Repeat the listing in full. Nothing may be added or left out.

> [Excerpted data]:

• • •

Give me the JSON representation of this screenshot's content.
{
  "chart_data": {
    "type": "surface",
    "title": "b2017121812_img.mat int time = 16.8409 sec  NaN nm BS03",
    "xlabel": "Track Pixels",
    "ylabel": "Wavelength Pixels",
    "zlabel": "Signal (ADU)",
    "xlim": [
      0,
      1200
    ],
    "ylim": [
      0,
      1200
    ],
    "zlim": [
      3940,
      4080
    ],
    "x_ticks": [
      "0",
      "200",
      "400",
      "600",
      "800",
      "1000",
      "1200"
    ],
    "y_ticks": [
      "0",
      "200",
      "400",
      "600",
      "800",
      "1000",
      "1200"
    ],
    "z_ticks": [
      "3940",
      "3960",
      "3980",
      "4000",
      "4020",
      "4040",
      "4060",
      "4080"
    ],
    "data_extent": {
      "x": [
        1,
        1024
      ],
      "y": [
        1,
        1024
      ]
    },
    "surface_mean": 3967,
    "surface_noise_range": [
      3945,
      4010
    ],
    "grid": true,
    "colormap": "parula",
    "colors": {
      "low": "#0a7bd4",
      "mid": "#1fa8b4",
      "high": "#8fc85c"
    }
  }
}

• • •

> [Written answer]:
Give me the JSON representation of this screenshot's content.
{
  "chart_data": {
    "type": "surface",
    "title": "b2017121812_img.mat int time = 16.8409 sec  NaN nm BS03",
    "xlabel": "Track Pixels",
    "ylabel": "Wavelength Pixels",
    "zlabel": "Signal (ADU)",
    "xlim": [
      0,
      1200
    ],
    "ylim": [
      0,
      1200
    ],
    "zlim": [
      3940,
      4080
    ],
    "x_ticks": [
      "0",
      "200",
      "400",
      "600",
      "800",
      "1000",
      "1200"
    ],
    "y_ticks": [
      "0",
      "200",
      "400",
      "600",
      "800",
      "1000",
      "1200"
    ],
    "z_ticks": [
      "3940",
      "3960",
      "3980",
      "4000",
      "4020",
      "4040",
      "4060",
      "4080"
    ],
    "data_extent": {
      "x": [
        1,
        1024
      ],
      "y": [
        1,
        1024
      ]
    },
    "surface_mean": 3967,
    "surface_noise_range": [
      3945,
      4010
    ],
    "grid": true,
    "colormap": "parula",
    "colors": {
      "low": "#0a7bd4",
      "mid": "#1fa8b4",
      "high": "#8fc85c"
    }
  }
}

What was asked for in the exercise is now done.